◆ EXERCISE BRIEF ◆
Extract every record, keeping each one exactly as it is.

─── RECORDS SHOWN ───

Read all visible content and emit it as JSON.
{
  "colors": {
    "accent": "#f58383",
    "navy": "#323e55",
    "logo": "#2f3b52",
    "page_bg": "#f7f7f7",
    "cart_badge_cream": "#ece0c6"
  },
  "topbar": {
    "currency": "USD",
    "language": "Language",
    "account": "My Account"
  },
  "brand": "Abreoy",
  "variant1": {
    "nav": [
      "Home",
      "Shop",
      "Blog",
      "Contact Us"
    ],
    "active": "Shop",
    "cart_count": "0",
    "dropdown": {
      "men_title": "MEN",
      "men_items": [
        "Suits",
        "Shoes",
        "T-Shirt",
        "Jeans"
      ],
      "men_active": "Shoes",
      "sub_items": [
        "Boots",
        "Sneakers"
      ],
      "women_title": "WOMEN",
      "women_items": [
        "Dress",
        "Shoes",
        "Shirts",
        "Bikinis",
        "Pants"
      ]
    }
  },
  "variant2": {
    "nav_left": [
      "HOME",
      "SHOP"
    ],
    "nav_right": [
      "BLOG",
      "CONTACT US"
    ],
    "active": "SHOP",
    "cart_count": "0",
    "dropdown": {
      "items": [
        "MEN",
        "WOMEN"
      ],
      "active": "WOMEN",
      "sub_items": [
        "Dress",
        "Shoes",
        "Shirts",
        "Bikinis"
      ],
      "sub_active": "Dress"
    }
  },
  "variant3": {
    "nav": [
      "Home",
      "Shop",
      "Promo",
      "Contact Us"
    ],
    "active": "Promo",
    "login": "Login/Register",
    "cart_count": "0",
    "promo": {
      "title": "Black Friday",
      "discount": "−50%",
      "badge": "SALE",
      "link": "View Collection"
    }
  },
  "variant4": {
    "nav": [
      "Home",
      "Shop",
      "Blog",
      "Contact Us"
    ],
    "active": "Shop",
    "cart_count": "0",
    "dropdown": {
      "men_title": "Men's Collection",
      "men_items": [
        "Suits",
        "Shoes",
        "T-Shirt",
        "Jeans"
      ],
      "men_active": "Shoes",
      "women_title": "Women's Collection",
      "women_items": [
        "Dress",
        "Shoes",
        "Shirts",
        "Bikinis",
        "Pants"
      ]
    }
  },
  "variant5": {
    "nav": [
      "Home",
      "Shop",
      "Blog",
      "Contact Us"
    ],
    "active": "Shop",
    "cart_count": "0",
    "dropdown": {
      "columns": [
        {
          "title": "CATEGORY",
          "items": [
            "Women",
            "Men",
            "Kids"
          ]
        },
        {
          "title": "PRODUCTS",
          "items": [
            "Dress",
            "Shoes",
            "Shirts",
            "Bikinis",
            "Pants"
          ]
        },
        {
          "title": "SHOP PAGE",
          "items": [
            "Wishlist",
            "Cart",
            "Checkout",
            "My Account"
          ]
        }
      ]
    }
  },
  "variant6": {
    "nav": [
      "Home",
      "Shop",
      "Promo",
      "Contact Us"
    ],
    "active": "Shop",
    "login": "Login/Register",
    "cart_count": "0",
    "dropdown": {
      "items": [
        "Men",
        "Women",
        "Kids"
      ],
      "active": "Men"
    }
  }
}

───

◆ ANSWER TO THIS TASK ◆
Read all visible content and emit it as JSON.
{
  "colors": {
    "accent": "#f58383",
    "navy": "#323e55",
    "logo": "#2f3b52",
    "page_bg": "#f7f7f7",
    "cart_badge_cream": "#ece0c6"
  },
  "topbar": {
    "currency": "USD",
    "language": "Language",
    "account": "My Account"
  },
  "brand": "Abreoy",
  "variant1": {
    "nav": [
      "Home",
      "Shop",
      "Blog",
      "Contact Us"
    ],
    "active": "Shop",
    "cart_count": "0",
    "dropdown": {
      "men_title": "MEN",
      "men_items": [
        "Suits",
        "Shoes",
        "T-Shirt",
        "Jeans"
      ],
      "men_active": "Shoes",
      "sub_items": [
        "Boots",
        "Sneakers"
      ],
      "women_title": "WOMEN",
      "women_items": [
        "Dress",
        "Shoes",
        "Shirts",
        "Bikinis",
        "Pants"
      ]
    }
  },
  "variant2": {
    "nav_left": [
      "HOME",
      "SHOP"
    ],
    "nav_right": [
      "BLOG",
      "CONTACT US"
    ],
    "active": "SHOP",
    "cart_count": "0",
    "dropdown": {
      "items": [
        "MEN",
        "WOMEN"
      ],
      "active": "WOMEN",
      "sub_items": [
        "Dress",
        "Shoes",
        "Shirts",
        "Bikinis"
      ],
      "sub_active": "Dress"
    }
  },
  "variant3": {
    "nav": [
      "Home",
      "Shop",
      "Promo",
      "Contact Us"
    ],
    "active": "Promo",
    "login": "Login/Register",
    "cart_count": "0",
    "promo": {
      "title": "Black Friday",
      "discount": "−50%",
      "badge": "SALE",
      "link": "View Collection"
    }
  },
  "variant4": {
    "nav": [
      "Home",
      "Shop",
      "Blog",
      "Contact Us"
    ],
    "active": "Shop",
    "cart_count": "0",
    "dropdown": {
      "men_title": "Men's Collection",
      "men_items": [
        "Suits",
        "Shoes",
        "T-Shirt",
        "Jeans"
      ],
      "men_active": "Shoes",
      "women_title": "Women's Collection",
      "women_items": [
        "Dress",
        "Shoes",
        "Shirts",
        "Bikinis",
        "Pants"
      ]
    }
  },
  "variant5": {
    "nav": [
      "Home",
      "Shop",
      "Blog",
      "Contact Us"
    ],
    "active": "Shop",
    "cart_count": "0",
    "dropdown": {
      "columns": [
        {
          "title": "CATEGORY",
          "items": [
            "Women",
            "Men",
            "Kids"
          ]
        },
        {
          "title": "PRODUCTS",
          "items": [
            "Dress",
            "Shoes",
            "Shirts",
            "Bikinis",
            "Pants"
          ]
        },
        {
          "title": "SHOP PAGE",
          "items": [
            "Wishlist",
            "Cart",
            "Checkout",
            "My Account"
          ]
        }
      ]
    }
  },
  "variant6": {
    "nav": [
      "Home",
      "Shop",
      "Promo",
      "Contact Us"
    ],
    "active": "Shop",
    "login": "Login/Register",
    "cart_count": "0",
    "dropdown": {
      "items": [
        "Men",
        "Women",
        "Kids"
      ],
      "active": "Men"
    }
  }
}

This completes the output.